A block of data:
:::::
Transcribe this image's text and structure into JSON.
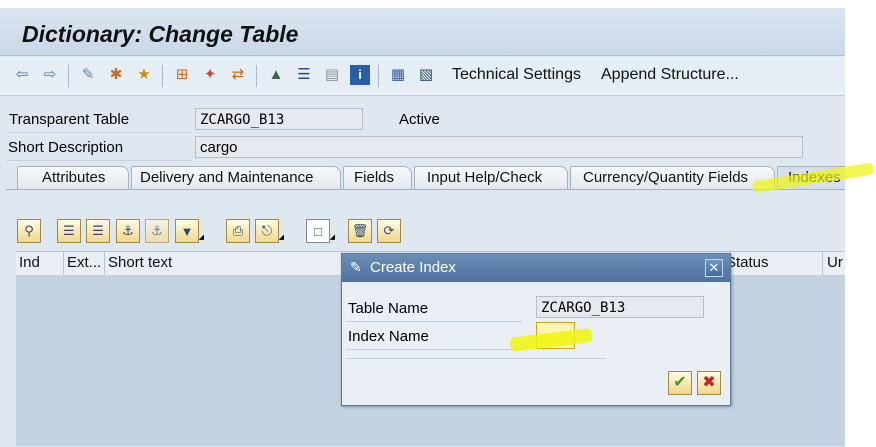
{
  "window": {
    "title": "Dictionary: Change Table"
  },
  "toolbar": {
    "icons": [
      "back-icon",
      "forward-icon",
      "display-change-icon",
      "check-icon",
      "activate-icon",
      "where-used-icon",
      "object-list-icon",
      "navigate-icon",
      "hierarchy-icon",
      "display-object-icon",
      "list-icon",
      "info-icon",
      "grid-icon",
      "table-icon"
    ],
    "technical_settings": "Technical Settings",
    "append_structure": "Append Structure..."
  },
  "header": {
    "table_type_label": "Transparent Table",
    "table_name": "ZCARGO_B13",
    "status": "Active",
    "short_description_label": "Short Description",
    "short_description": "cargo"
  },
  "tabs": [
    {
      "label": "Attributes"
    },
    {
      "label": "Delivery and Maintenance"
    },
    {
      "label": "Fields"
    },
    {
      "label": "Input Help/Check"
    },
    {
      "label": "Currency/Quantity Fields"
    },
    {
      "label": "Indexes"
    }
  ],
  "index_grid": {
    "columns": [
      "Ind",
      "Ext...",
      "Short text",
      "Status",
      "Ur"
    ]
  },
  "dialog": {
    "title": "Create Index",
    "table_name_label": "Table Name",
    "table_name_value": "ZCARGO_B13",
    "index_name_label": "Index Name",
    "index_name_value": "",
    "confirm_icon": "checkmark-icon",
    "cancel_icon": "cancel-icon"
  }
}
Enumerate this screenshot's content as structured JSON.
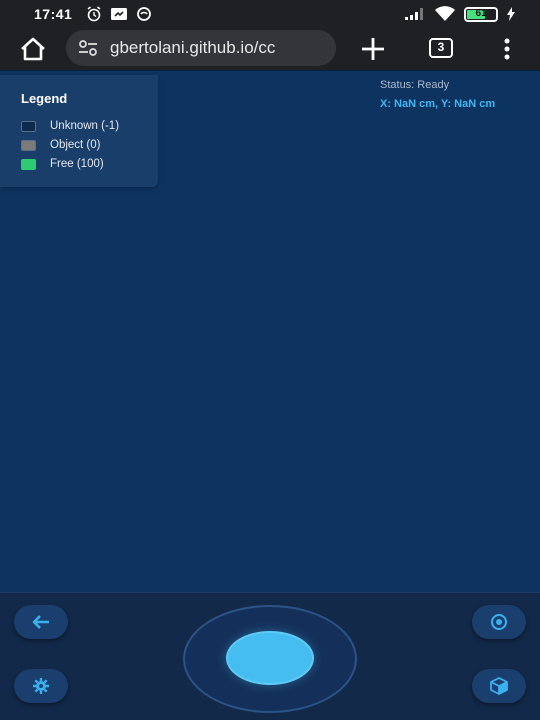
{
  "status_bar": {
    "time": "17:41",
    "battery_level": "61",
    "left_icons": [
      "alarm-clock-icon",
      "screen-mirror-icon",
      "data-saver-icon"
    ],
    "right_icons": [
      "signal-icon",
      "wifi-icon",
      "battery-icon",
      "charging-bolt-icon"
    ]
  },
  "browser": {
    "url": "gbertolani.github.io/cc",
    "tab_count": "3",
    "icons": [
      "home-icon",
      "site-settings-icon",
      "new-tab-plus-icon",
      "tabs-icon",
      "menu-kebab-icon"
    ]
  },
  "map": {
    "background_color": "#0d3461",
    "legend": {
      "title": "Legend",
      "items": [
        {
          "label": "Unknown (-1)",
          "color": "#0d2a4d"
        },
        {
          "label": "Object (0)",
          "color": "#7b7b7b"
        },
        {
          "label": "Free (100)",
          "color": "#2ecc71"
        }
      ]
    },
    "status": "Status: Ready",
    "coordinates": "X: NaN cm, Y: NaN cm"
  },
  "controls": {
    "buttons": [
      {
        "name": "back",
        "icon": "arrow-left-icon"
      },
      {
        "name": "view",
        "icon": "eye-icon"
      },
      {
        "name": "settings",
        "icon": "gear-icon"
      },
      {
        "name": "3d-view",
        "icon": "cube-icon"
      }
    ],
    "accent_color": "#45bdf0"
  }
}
:::::
Objective:
All the lines above are to be reproduced exactly, except the pictures.

Finished answer:
Transcribe this image's text and structure into JSON.
{
  "window": {
    "title": "Dictionary: Change Table"
  },
  "toolbar": {
    "icons": [
      "back-icon",
      "forward-icon",
      "display-change-icon",
      "check-icon",
      "activate-icon",
      "where-used-icon",
      "object-list-icon",
      "navigate-icon",
      "hierarchy-icon",
      "display-object-icon",
      "list-icon",
      "info-icon",
      "grid-icon",
      "table-icon"
    ],
    "technical_settings": "Technical Settings",
    "append_structure": "Append Structure..."
  },
  "header": {
    "table_type_label": "Transparent Table",
    "table_name": "ZCARGO_B13",
    "status": "Active",
    "short_description_label": "Short Description",
    "short_description": "cargo"
  },
  "tabs": [
    {
      "label": "Attributes"
    },
    {
      "label": "Delivery and Maintenance"
    },
    {
      "label": "Fields"
    },
    {
      "label": "Input Help/Check"
    },
    {
      "label": "Currency/Quantity Fields"
    },
    {
      "label": "Indexes"
    }
  ],
  "index_grid": {
    "columns": [
      "Ind",
      "Ext...",
      "Short text",
      "Status",
      "Ur"
    ]
  },
  "dialog": {
    "title": "Create Index",
    "table_name_label": "Table Name",
    "table_name_value": "ZCARGO_B13",
    "index_name_label": "Index Name",
    "index_name_value": "",
    "confirm_icon": "checkmark-icon",
    "cancel_icon": "cancel-icon"
  }
}
Enumerate this screenshot's content as structured JSON.
{
  "status_bar": {
    "time": "17:41",
    "battery_level": "61",
    "left_icons": [
      "alarm-clock-icon",
      "screen-mirror-icon",
      "data-saver-icon"
    ],
    "right_icons": [
      "signal-icon",
      "wifi-icon",
      "battery-icon",
      "charging-bolt-icon"
    ]
  },
  "browser": {
    "url": "gbertolani.github.io/cc",
    "tab_count": "3",
    "icons": [
      "home-icon",
      "site-settings-icon",
      "new-tab-plus-icon",
      "tabs-icon",
      "menu-kebab-icon"
    ]
  },
  "map": {
    "background_color": "#0d3461",
    "legend": {
      "title": "Legend",
      "items": [
        {
          "label": "Unknown (-1)",
          "color": "#0d2a4d"
        },
        {
          "label": "Object (0)",
          "color": "#7b7b7b"
        },
        {
          "label": "Free (100)",
          "color": "#2ecc71"
        }
      ]
    },
    "status": "Status: Ready",
    "coordinates": "X: NaN cm, Y: NaN cm"
  },
  "controls": {
    "buttons": [
      {
        "name": "back",
        "icon": "arrow-left-icon"
      },
      {
        "name": "view",
        "icon": "eye-icon"
      },
      {
        "name": "settings",
        "icon": "gear-icon"
      },
      {
        "name": "3d-view",
        "icon": "cube-icon"
      }
    ],
    "accent_color": "#45bdf0"
  }
}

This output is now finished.